_What you are asked to do_: The data below should be restated word for word, with every picture omitted.

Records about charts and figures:

◆ ◆ ◆

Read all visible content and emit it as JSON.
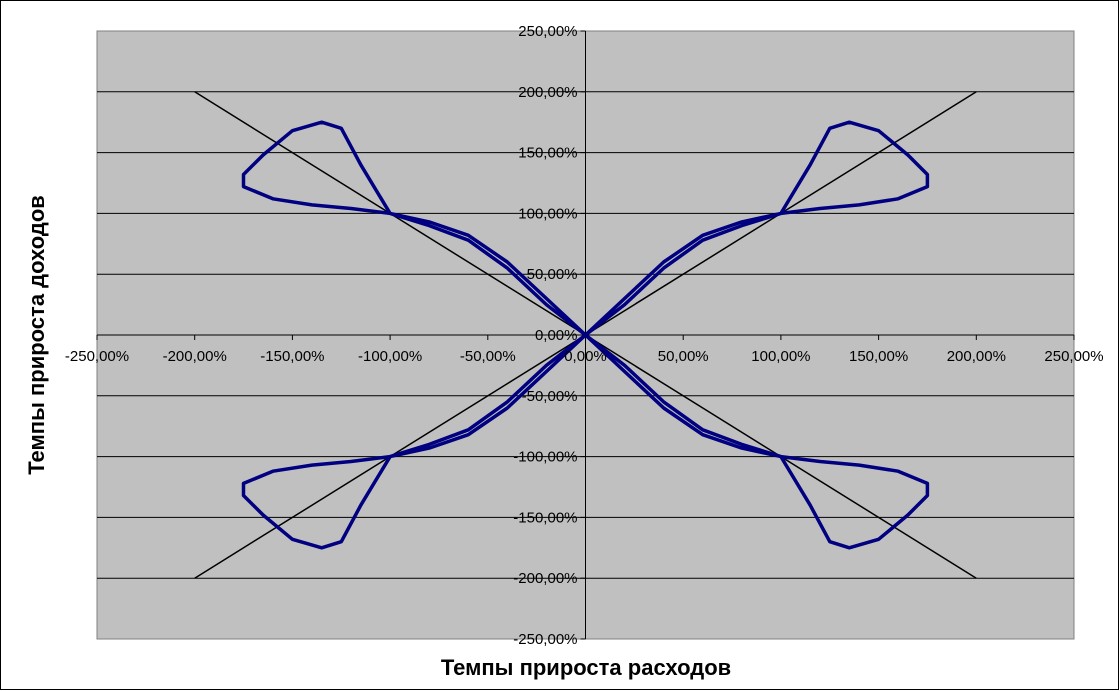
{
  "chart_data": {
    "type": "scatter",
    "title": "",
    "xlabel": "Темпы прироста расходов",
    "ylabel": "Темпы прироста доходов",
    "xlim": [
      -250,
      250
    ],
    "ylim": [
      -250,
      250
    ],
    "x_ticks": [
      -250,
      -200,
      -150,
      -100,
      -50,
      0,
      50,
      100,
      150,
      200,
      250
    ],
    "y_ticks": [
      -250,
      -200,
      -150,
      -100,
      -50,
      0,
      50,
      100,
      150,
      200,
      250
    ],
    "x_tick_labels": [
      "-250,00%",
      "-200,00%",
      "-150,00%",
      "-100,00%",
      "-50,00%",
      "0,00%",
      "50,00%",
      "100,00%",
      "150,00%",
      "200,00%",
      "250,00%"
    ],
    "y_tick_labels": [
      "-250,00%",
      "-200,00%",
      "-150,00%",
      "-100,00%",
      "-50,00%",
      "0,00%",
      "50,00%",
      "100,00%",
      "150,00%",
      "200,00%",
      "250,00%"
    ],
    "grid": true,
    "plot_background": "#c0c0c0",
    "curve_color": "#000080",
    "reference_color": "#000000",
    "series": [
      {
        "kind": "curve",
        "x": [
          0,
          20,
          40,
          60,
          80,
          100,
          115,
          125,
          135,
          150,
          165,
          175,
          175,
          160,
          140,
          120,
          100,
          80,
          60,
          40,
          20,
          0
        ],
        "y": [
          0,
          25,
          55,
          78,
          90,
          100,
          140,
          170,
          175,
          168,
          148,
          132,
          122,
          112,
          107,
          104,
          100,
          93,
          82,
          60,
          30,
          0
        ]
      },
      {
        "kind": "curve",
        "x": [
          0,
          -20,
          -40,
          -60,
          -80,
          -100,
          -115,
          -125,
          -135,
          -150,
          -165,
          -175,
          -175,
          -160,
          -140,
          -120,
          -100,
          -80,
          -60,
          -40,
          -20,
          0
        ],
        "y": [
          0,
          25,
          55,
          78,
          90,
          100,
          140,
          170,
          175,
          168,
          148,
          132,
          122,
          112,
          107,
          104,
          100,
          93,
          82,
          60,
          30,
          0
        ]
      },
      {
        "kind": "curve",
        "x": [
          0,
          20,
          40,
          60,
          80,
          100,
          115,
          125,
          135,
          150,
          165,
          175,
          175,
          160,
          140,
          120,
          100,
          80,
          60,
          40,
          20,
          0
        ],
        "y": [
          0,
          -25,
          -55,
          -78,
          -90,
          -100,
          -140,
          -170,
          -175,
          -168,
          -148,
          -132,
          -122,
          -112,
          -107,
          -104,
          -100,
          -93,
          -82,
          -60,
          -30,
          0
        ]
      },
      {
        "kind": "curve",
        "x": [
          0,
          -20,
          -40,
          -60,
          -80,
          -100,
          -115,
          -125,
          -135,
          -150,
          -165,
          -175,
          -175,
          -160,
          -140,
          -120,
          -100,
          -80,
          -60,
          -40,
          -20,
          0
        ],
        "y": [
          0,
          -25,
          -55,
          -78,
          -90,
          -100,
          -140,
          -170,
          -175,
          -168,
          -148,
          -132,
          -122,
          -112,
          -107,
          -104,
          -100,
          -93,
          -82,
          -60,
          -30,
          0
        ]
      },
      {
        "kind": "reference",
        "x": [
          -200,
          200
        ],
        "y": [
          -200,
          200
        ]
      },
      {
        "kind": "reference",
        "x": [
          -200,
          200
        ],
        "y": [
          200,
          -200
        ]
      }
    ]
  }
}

◆ ◆ ◆

_Result of this exercise_:
Read all visible content and emit it as JSON.
{
  "chart_data": {
    "type": "scatter",
    "title": "",
    "xlabel": "Темпы прироста расходов",
    "ylabel": "Темпы прироста доходов",
    "xlim": [
      -250,
      250
    ],
    "ylim": [
      -250,
      250
    ],
    "x_ticks": [
      -250,
      -200,
      -150,
      -100,
      -50,
      0,
      50,
      100,
      150,
      200,
      250
    ],
    "y_ticks": [
      -250,
      -200,
      -150,
      -100,
      -50,
      0,
      50,
      100,
      150,
      200,
      250
    ],
    "x_tick_labels": [
      "-250,00%",
      "-200,00%",
      "-150,00%",
      "-100,00%",
      "-50,00%",
      "0,00%",
      "50,00%",
      "100,00%",
      "150,00%",
      "200,00%",
      "250,00%"
    ],
    "y_tick_labels": [
      "-250,00%",
      "-200,00%",
      "-150,00%",
      "-100,00%",
      "-50,00%",
      "0,00%",
      "50,00%",
      "100,00%",
      "150,00%",
      "200,00%",
      "250,00%"
    ],
    "grid": true,
    "plot_background": "#c0c0c0",
    "curve_color": "#000080",
    "reference_color": "#000000",
    "series": [
      {
        "kind": "curve",
        "x": [
          0,
          20,
          40,
          60,
          80,
          100,
          115,
          125,
          135,
          150,
          165,
          175,
          175,
          160,
          140,
          120,
          100,
          80,
          60,
          40,
          20,
          0
        ],
        "y": [
          0,
          25,
          55,
          78,
          90,
          100,
          140,
          170,
          175,
          168,
          148,
          132,
          122,
          112,
          107,
          104,
          100,
          93,
          82,
          60,
          30,
          0
        ]
      },
      {
        "kind": "curve",
        "x": [
          0,
          -20,
          -40,
          -60,
          -80,
          -100,
          -115,
          -125,
          -135,
          -150,
          -165,
          -175,
          -175,
          -160,
          -140,
          -120,
          -100,
          -80,
          -60,
          -40,
          -20,
          0
        ],
        "y": [
          0,
          25,
          55,
          78,
          90,
          100,
          140,
          170,
          175,
          168,
          148,
          132,
          122,
          112,
          107,
          104,
          100,
          93,
          82,
          60,
          30,
          0
        ]
      },
      {
        "kind": "curve",
        "x": [
          0,
          20,
          40,
          60,
          80,
          100,
          115,
          125,
          135,
          150,
          165,
          175,
          175,
          160,
          140,
          120,
          100,
          80,
          60,
          40,
          20,
          0
        ],
        "y": [
          0,
          -25,
          -55,
          -78,
          -90,
          -100,
          -140,
          -170,
          -175,
          -168,
          -148,
          -132,
          -122,
          -112,
          -107,
          -104,
          -100,
          -93,
          -82,
          -60,
          -30,
          0
        ]
      },
      {
        "kind": "curve",
        "x": [
          0,
          -20,
          -40,
          -60,
          -80,
          -100,
          -115,
          -125,
          -135,
          -150,
          -165,
          -175,
          -175,
          -160,
          -140,
          -120,
          -100,
          -80,
          -60,
          -40,
          -20,
          0
        ],
        "y": [
          0,
          -25,
          -55,
          -78,
          -90,
          -100,
          -140,
          -170,
          -175,
          -168,
          -148,
          -132,
          -122,
          -112,
          -107,
          -104,
          -100,
          -93,
          -82,
          -60,
          -30,
          0
        ]
      },
      {
        "kind": "reference",
        "x": [
          -200,
          200
        ],
        "y": [
          -200,
          200
        ]
      },
      {
        "kind": "reference",
        "x": [
          -200,
          200
        ],
        "y": [
          200,
          -200
        ]
      }
    ]
  }
}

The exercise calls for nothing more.